**PROMPT:**
Transcribe all the entries word for word, skipping the pictures.

----------

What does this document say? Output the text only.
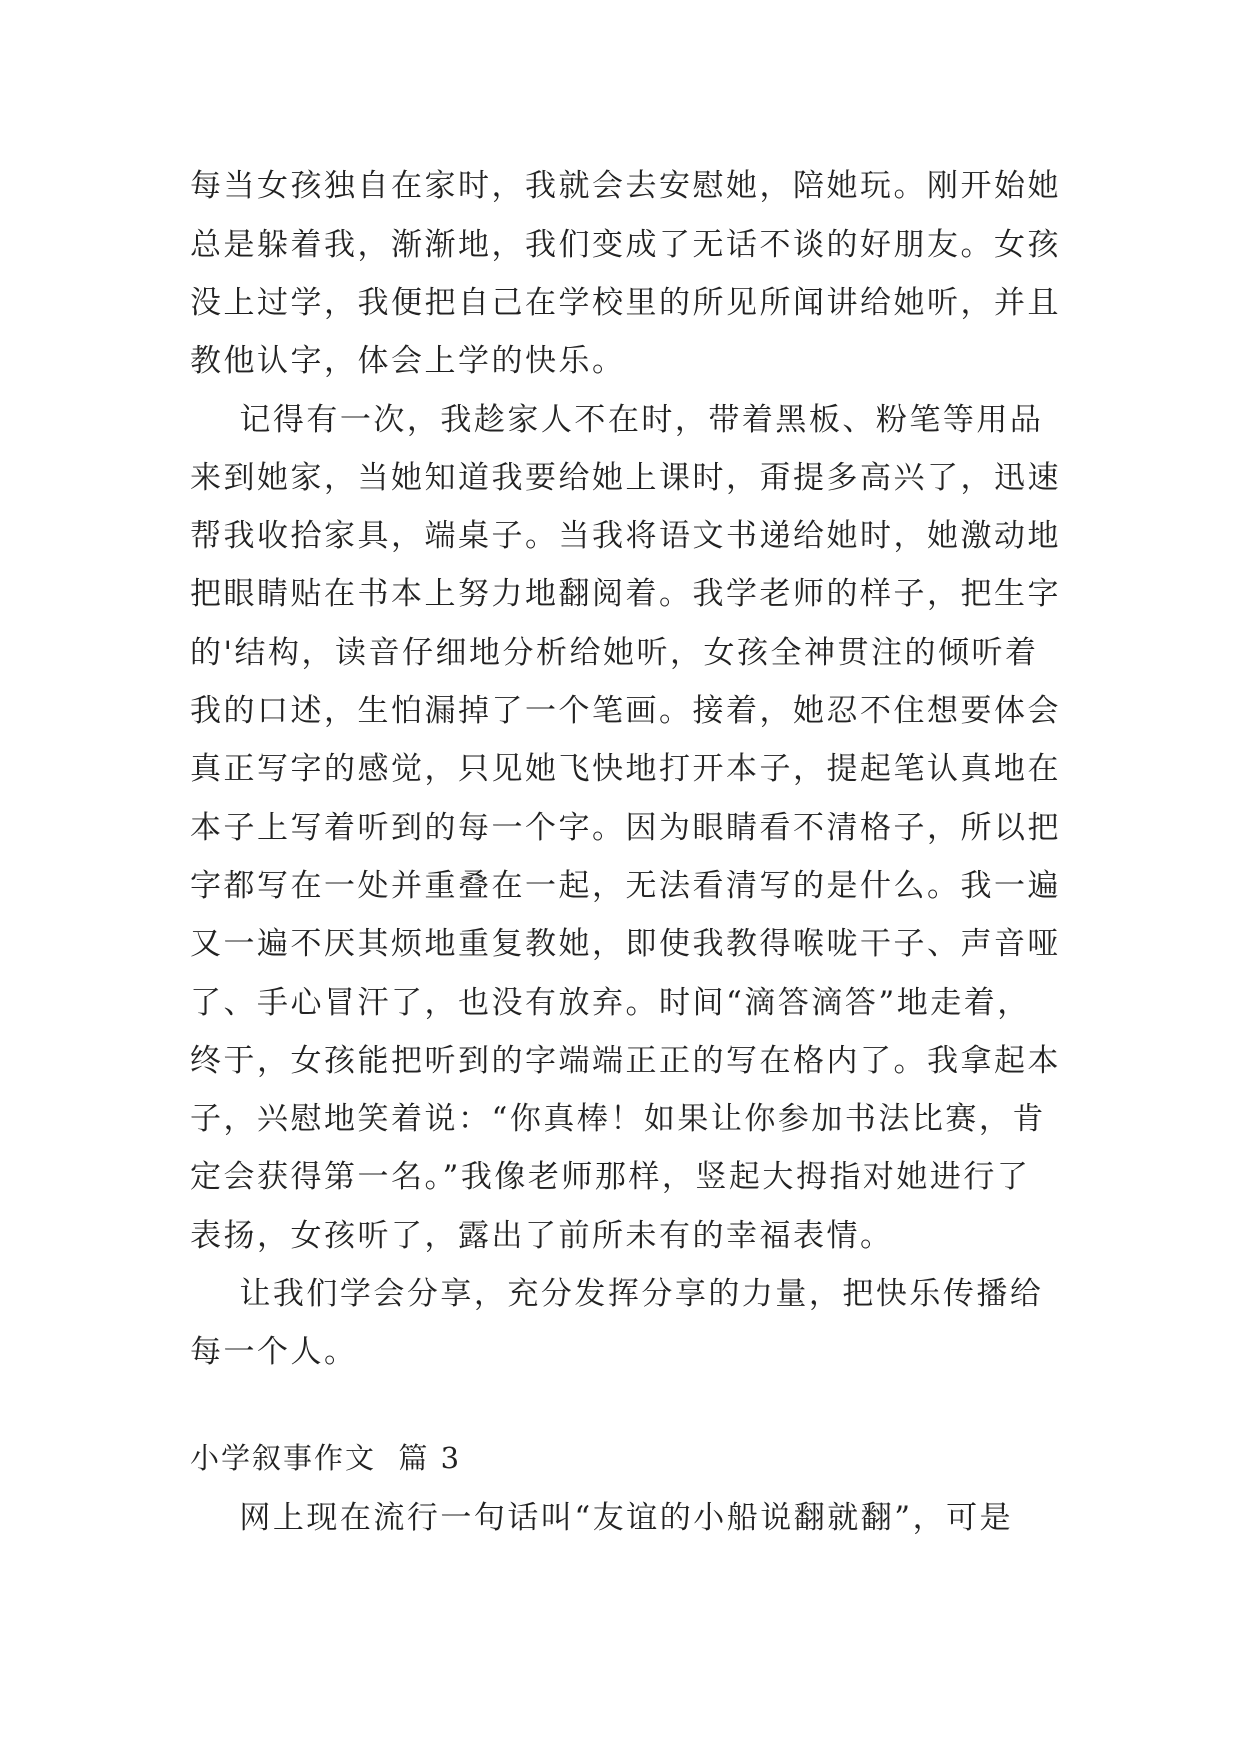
每当女孩独自在家时，我就会去安慰她，陪她玩。刚开始她
总是躲着我，渐渐地，我们变成了无话不谈的好朋友。女孩
没上过学，我便把自己在学校里的所见所闻讲给她听，并且
教他认字，体会上学的快乐。
记得有一次，我趁家人不在时，带着黑板、粉笔等用品
来到她家，当她知道我要给她上课时，甭提多高兴了，迅速
帮我收拾家具，端桌子。当我将语文书递给她时，她激动地
把眼睛贴在书本上努力地翻阅着。我学老师的样子，把生字
的'结构，读音仔细地分析给她听，女孩全神贯注的倾听着
我的口述，生怕漏掉了一个笔画。接着，她忍不住想要体会
真正写字的感觉，只见她飞快地打开本子，提起笔认真地在
本子上写着听到的每一个字。因为眼睛看不清格子，所以把
字都写在一处并重叠在一起，无法看清写的是什么。我一遍
又一遍不厌其烦地重复教她，即使我教得喉咙干子、声音哑
了、手心冒汗了，也没有放弃。时间“滴答滴答”地走着，
终于，女孩能把听到的字端端正正的写在格内了。我拿起本
子，兴慰地笑着说：“你真棒！如果让你参加书法比赛，肯
定会获得第一名。”我像老师那样，竖起大拇指对她进行了
表扬，女孩听了，露出了前所未有的幸福表情。
让我们学会分享，充分发挥分享的力量，把快乐传播给
每一个人。
小学叙事作文  篇 3
网上现在流行一句话叫“友谊的小船说翻就翻”，可是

----------

**RESULT OF THE EXERCISE:**
What does this document say? Output the text only.
每当女孩独自在家时，我就会去安慰她，陪她玩。刚开始她
总是躲着我，渐渐地，我们变成了无话不谈的好朋友。女孩
没上过学，我便把自己在学校里的所见所闻讲给她听，并且
教他认字，体会上学的快乐。
记得有一次，我趁家人不在时，带着黑板、粉笔等用品
来到她家，当她知道我要给她上课时，甭提多高兴了，迅速
帮我收拾家具，端桌子。当我将语文书递给她时，她激动地
把眼睛贴在书本上努力地翻阅着。我学老师的样子，把生字
的'结构，读音仔细地分析给她听，女孩全神贯注的倾听着
我的口述，生怕漏掉了一个笔画。接着，她忍不住想要体会
真正写字的感觉，只见她飞快地打开本子，提起笔认真地在
本子上写着听到的每一个字。因为眼睛看不清格子，所以把
字都写在一处并重叠在一起，无法看清写的是什么。我一遍
又一遍不厌其烦地重复教她，即使我教得喉咙干子、声音哑
了、手心冒汗了，也没有放弃。时间“滴答滴答”地走着，
终于，女孩能把听到的字端端正正的写在格内了。我拿起本
子，兴慰地笑着说：“你真棒！如果让你参加书法比赛，肯
定会获得第一名。”我像老师那样，竖起大拇指对她进行了
表扬，女孩听了，露出了前所未有的幸福表情。
让我们学会分享，充分发挥分享的力量，把快乐传播给
每一个人。
小学叙事作文  篇 3
网上现在流行一句话叫“友谊的小船说翻就翻”，可是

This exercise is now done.